(Rows from a dataset)
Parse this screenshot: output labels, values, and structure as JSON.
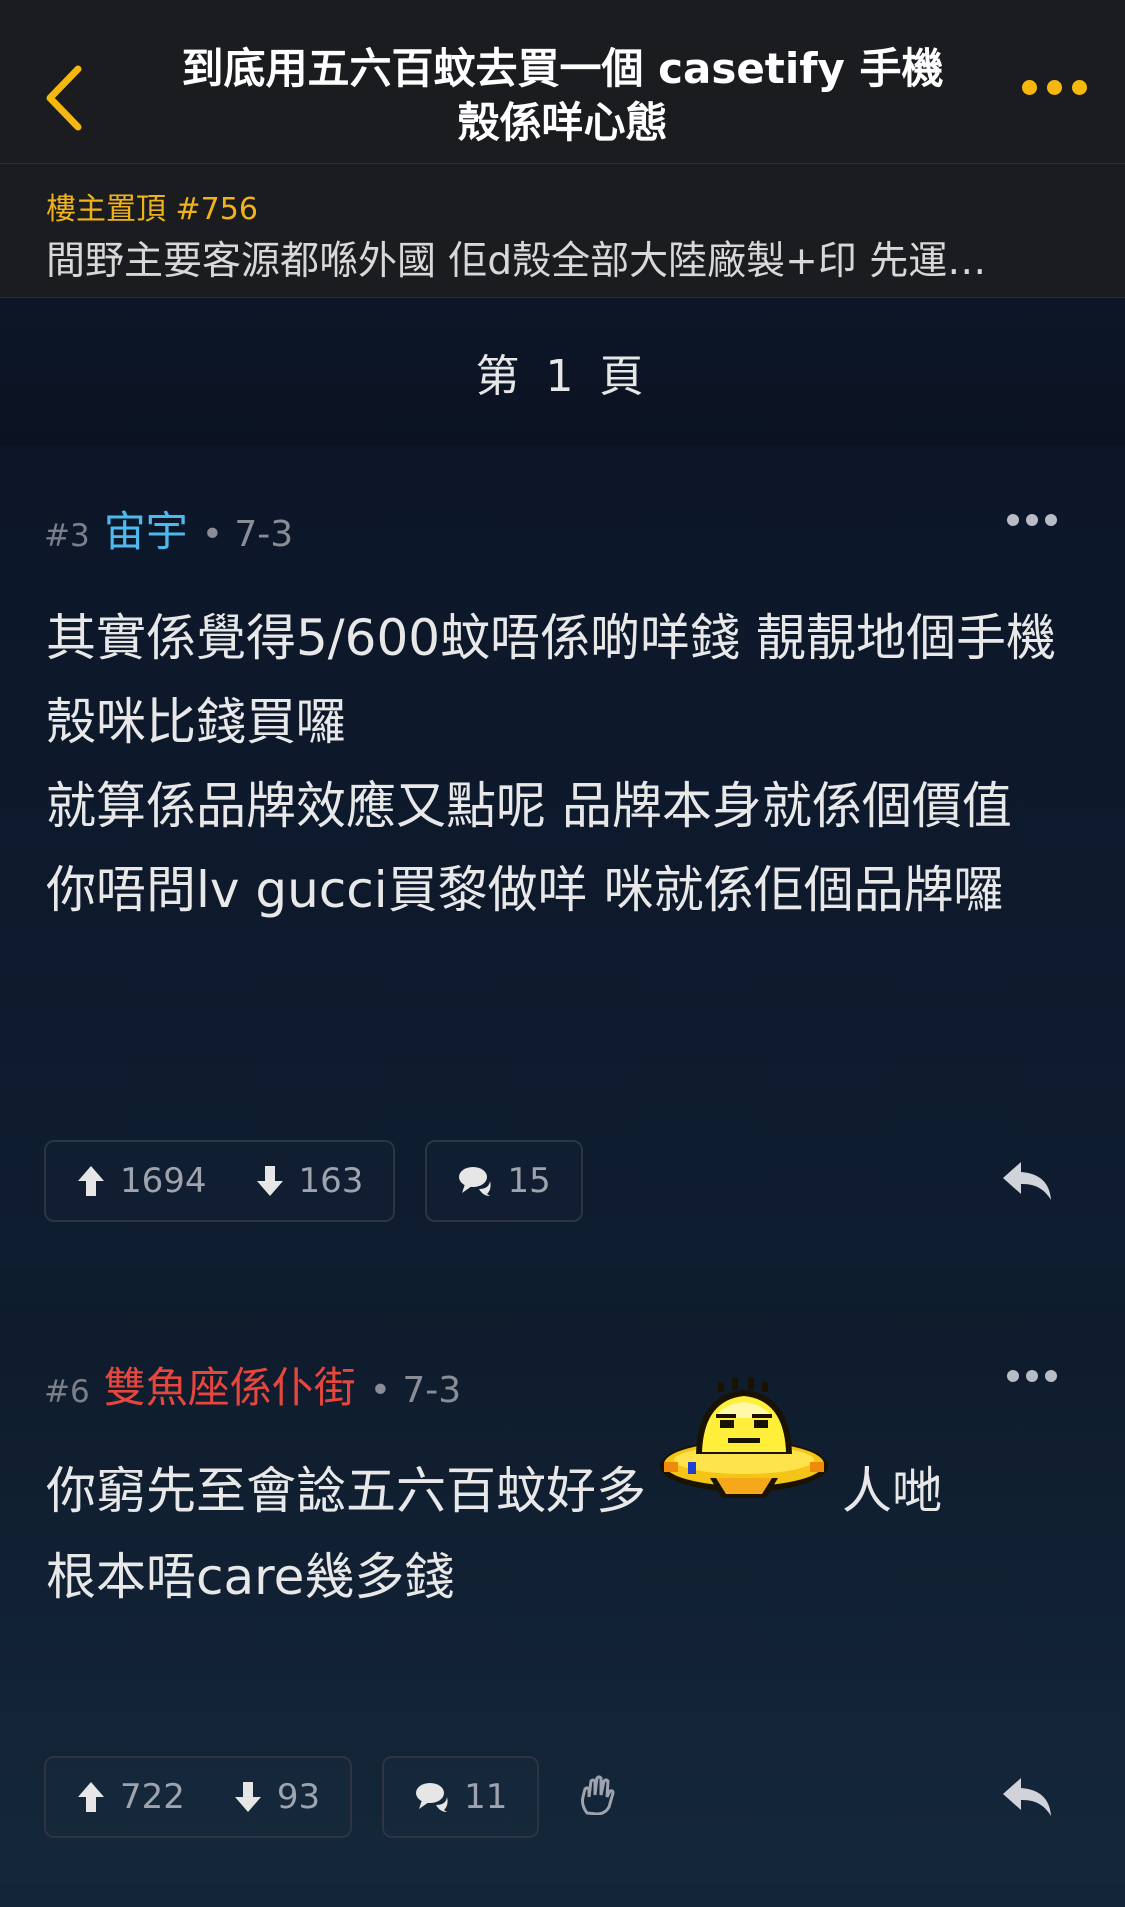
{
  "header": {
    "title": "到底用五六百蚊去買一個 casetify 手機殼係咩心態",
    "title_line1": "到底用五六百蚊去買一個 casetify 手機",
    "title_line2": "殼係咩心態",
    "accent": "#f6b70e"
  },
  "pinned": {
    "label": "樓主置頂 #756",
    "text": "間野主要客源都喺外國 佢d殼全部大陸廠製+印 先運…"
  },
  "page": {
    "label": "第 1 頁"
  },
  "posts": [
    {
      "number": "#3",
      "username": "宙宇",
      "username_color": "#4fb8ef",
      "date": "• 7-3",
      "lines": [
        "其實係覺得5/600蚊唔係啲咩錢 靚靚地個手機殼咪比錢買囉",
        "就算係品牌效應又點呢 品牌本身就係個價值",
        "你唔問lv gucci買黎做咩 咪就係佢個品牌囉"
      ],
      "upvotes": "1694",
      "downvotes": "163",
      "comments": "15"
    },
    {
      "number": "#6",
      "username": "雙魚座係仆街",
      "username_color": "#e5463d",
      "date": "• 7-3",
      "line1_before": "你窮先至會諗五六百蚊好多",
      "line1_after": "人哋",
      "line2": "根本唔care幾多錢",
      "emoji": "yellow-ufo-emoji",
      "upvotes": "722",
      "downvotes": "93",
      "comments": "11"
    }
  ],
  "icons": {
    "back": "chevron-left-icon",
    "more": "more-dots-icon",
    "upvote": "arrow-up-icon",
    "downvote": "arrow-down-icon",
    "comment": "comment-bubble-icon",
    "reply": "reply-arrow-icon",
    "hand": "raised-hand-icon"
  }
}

PROBLEM REQUIREMENTS – Pick each line holding the word "arrow" out of the listing.

TASK OUTPUT –
    "upvote": "arrow-up-icon",
    "downvote": "arrow-down-icon",
    "reply": "reply-arrow-icon",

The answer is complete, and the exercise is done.